- PROMPT 1
In the golf downswing text, what is the ball's flight called when it curves right to left?
- PROMPT 2
Using the golf downswing text, explain in one to three sentences why the drill helps with heel or hosel strikes.
- PROMPT 3
Rewrite the paragraph of the golf downswing text that begins "Growing up, my instructors called" in a shorter form, keeping its main facts.

- TEXT FOR ANALYSIS
The Key Downswing Checkpoint

When we talk about inside-out, the goal in the downswing is to get the clubhead just behind the hands at waist height. From that position:

Check your club face — if it's slightly angled matching your spine angle, you're in a neutral position

From there, rotate to impact

You'll have a slight inside-out path on the forward swing

The ball will curve right to left — a draw

The Setup

I'm using the TrueStrike placed just outside the ball. If I swing outside-in or over the top, I'll hit the pad. If my path is inside-out, I won't come close.

[Hits shot] — There's our little baby draw.

The Wedding China Story

Growing up, my instructors called this the Wedding China Drill. They'd put your wedding china on the ground right there — and if you swung outside-in and nailed it, we'd all be in big trouble. These days I call it the Cell Phone Drill. Same concept.

The TrueStrike is perfect because it gives you the same feedback without damaging the golf club, your phone, or anyone's wedding china.

Bonus Fix: Heel and Hosel Strikes

This drill is also excellent if you're suffering from heel or hosel strikes. The inside-out path forces you to push the clubhead away from your body through impact — which moves the contact point away from the hosel and back to the center of the face.

Swing inside-out and you'll get the feedback you need.

Transcript lightly edited for clarity.

- DATA FOR ANALYSIS
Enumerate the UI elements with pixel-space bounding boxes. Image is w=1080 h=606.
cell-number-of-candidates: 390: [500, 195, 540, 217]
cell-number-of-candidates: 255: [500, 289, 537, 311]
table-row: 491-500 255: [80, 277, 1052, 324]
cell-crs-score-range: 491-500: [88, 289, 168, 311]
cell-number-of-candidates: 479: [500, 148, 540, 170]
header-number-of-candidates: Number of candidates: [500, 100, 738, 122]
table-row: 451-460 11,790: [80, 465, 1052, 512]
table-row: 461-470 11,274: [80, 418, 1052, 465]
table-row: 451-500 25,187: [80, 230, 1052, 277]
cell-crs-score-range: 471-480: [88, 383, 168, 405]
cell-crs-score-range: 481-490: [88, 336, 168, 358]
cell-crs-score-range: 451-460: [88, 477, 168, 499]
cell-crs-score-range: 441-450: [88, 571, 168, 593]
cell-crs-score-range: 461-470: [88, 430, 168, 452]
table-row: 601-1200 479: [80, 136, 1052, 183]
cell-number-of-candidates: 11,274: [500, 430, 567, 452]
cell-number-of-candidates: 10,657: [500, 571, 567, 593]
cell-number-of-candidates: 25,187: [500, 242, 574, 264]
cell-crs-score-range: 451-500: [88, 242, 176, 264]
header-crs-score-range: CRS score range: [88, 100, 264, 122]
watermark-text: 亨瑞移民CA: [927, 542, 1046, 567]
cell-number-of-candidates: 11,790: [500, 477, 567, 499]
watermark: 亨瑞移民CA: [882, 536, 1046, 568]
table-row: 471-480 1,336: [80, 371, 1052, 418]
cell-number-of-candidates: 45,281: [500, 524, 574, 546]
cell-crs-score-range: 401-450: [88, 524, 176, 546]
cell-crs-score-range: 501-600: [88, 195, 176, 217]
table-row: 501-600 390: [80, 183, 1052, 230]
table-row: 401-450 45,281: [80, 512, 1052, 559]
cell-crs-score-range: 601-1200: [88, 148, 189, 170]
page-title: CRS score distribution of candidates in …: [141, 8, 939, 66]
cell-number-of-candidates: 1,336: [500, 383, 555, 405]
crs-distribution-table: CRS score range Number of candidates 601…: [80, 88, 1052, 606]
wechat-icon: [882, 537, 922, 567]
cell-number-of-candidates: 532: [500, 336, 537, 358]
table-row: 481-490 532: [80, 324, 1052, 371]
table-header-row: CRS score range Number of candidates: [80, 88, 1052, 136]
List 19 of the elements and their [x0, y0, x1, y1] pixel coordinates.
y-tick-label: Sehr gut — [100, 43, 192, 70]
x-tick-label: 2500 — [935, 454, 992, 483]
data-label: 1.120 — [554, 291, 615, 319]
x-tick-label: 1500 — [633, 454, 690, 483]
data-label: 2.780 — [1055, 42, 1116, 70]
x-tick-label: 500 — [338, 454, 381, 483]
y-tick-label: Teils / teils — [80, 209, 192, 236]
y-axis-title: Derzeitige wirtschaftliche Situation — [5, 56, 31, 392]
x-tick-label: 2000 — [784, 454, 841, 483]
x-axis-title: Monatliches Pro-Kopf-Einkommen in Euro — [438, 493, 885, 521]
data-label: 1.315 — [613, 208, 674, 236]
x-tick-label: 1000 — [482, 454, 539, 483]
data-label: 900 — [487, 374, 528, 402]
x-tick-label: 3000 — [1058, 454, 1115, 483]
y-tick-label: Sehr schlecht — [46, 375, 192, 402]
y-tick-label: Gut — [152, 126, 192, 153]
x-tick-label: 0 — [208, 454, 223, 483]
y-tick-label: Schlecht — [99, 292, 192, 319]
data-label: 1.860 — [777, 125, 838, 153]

- WRITTEN SOLUTION 1
A draw.

- WRITTEN SOLUTION 2
The inside-out path forces you to push the clubhead away from your body through impact. That moves the contact point away from the hosel and back to the center of the face.

- WRITTEN SOLUTION 3
My early instructors called this the Wedding China Drill: with wedding china on the ground, an outside-in swing would hit it and get us all in big trouble. Now I call it the Cell Phone Drill, which uses the same idea.